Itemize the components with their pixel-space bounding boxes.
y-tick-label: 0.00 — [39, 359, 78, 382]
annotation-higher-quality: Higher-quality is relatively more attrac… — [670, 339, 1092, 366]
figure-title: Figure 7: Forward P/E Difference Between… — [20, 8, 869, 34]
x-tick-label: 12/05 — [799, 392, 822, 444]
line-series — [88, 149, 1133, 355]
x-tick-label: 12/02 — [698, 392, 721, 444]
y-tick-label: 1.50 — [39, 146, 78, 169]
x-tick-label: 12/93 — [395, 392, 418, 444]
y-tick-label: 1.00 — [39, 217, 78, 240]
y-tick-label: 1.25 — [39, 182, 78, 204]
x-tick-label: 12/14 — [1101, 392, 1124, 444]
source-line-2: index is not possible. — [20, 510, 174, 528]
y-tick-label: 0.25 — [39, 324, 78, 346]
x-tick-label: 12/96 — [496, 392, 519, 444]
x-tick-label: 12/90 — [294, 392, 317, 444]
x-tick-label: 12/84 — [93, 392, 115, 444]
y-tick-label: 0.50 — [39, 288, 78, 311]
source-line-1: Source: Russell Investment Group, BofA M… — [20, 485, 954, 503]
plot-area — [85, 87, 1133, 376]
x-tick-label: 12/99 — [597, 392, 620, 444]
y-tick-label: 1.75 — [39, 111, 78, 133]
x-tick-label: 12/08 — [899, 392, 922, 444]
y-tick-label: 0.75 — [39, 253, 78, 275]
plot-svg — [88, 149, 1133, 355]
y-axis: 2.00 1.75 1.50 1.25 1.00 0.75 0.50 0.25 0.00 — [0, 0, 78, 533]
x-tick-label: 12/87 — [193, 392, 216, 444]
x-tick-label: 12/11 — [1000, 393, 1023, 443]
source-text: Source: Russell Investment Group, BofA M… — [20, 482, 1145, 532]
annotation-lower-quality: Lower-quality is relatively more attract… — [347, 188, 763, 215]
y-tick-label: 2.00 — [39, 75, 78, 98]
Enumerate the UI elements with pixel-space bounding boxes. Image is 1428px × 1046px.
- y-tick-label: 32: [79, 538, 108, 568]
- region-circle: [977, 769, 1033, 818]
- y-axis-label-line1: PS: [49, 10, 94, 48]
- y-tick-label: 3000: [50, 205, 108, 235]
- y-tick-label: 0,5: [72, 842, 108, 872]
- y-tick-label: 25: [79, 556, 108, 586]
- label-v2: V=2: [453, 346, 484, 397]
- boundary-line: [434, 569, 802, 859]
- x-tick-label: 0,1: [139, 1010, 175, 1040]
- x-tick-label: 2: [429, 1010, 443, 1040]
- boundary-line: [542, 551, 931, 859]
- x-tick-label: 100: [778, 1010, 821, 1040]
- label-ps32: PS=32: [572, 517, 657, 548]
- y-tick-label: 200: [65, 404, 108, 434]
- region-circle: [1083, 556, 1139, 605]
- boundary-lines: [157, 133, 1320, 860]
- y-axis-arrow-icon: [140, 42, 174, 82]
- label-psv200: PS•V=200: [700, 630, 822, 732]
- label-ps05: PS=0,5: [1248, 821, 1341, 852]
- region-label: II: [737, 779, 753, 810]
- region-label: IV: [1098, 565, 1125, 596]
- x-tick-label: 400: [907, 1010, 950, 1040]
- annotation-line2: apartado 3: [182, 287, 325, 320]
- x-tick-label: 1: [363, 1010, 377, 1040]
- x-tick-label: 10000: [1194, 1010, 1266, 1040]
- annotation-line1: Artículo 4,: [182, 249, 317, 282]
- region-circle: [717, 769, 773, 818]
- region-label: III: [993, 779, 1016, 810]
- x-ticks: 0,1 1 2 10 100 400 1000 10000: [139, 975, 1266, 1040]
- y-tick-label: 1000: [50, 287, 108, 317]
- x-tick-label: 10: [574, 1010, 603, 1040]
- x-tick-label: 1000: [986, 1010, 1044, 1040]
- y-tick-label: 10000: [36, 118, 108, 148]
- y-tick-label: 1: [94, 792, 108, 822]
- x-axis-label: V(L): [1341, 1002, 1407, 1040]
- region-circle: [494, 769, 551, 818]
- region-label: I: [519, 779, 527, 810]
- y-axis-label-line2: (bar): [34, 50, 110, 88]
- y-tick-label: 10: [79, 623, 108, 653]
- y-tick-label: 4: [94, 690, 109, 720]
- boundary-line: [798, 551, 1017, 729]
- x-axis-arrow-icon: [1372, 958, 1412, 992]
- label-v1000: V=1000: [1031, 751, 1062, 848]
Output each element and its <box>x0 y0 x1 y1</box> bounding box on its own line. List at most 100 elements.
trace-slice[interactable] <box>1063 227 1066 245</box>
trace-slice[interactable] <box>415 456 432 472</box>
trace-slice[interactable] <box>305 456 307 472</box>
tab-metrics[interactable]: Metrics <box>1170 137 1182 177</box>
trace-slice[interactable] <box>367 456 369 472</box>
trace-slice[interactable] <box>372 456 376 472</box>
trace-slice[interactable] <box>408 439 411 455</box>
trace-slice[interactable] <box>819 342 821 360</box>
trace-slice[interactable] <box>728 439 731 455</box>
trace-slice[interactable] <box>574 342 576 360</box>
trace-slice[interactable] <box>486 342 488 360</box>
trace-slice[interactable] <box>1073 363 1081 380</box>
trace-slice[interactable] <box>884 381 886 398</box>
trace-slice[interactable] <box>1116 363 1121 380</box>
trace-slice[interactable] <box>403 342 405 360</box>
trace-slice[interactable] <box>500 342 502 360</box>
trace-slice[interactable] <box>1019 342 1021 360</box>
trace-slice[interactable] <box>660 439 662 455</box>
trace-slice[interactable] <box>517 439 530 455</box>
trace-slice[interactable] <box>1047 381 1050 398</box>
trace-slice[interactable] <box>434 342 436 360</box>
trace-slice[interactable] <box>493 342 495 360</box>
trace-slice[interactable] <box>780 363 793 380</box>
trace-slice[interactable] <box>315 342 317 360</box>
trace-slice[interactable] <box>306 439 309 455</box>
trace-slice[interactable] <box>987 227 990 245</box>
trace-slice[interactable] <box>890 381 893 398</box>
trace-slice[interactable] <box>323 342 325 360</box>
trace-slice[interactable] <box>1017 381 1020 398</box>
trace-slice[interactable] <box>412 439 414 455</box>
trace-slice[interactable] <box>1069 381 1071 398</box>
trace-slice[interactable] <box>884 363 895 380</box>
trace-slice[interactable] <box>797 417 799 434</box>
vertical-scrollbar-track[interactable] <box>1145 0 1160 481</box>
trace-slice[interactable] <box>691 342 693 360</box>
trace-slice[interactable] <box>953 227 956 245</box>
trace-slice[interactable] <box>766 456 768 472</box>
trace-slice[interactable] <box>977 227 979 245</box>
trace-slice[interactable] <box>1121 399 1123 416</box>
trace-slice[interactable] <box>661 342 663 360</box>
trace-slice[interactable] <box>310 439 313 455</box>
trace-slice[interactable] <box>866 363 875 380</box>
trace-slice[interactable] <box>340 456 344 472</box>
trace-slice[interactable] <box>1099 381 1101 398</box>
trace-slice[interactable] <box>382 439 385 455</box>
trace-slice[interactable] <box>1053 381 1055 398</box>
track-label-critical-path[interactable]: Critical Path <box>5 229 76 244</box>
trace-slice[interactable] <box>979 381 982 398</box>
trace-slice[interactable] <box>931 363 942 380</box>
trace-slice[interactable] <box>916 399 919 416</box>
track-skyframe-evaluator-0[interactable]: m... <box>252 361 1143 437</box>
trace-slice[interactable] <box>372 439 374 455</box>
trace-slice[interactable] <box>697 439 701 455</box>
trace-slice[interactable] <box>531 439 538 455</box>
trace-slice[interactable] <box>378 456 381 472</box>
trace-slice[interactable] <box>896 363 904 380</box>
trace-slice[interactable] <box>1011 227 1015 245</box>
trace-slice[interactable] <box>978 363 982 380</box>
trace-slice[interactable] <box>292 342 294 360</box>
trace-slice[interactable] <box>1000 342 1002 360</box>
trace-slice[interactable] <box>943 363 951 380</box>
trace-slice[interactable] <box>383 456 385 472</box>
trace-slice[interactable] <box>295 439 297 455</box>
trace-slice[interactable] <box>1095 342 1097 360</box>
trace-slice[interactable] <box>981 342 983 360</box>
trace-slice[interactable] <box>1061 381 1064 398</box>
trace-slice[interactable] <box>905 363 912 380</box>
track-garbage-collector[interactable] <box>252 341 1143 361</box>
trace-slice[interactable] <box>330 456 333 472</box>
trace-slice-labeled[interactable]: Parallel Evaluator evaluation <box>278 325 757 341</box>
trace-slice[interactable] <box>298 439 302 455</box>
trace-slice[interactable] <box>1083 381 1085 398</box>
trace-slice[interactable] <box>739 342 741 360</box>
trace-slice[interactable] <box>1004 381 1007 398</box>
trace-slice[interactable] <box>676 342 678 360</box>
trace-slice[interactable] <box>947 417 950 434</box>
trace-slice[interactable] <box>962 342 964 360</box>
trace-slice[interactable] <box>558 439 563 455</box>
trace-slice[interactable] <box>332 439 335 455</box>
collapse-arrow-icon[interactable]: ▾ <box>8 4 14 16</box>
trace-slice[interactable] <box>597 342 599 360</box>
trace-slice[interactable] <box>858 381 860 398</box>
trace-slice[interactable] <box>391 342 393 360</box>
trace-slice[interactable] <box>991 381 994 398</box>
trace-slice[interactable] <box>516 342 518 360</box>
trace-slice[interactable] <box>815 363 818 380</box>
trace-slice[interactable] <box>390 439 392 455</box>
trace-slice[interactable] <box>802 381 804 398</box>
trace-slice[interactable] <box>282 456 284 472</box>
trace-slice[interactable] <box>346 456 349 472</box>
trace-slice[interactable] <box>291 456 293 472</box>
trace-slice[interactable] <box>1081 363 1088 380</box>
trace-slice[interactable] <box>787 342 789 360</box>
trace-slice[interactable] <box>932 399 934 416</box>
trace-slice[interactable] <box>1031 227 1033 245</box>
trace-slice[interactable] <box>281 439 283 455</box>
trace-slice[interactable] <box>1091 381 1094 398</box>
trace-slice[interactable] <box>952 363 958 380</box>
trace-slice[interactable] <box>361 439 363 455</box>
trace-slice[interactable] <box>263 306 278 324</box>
------------------------------------
▶ _TASK OBJECTIVE_
Please format the items, from the first line through the line containing "x-tick-label: 12/02 — [698, 392, 721, 444]", as a numbered list, leaving out any blank lines.

▶ _THE RESULT_
1. Itemize the components with their pixel-space bounding boxes.
2. y-tick-label: 0.00 — [39, 359, 78, 382]
3. annotation-higher-quality: Higher-quality is relatively more attrac… — [670, 339, 1092, 366]
4. figure-title: Figure 7: Forward P/E Difference Between… — [20, 8, 869, 34]
5. x-tick-label: 12/05 — [799, 392, 822, 444]
6. line-series — [88, 149, 1133, 355]
7. x-tick-label: 12/02 — [698, 392, 721, 444]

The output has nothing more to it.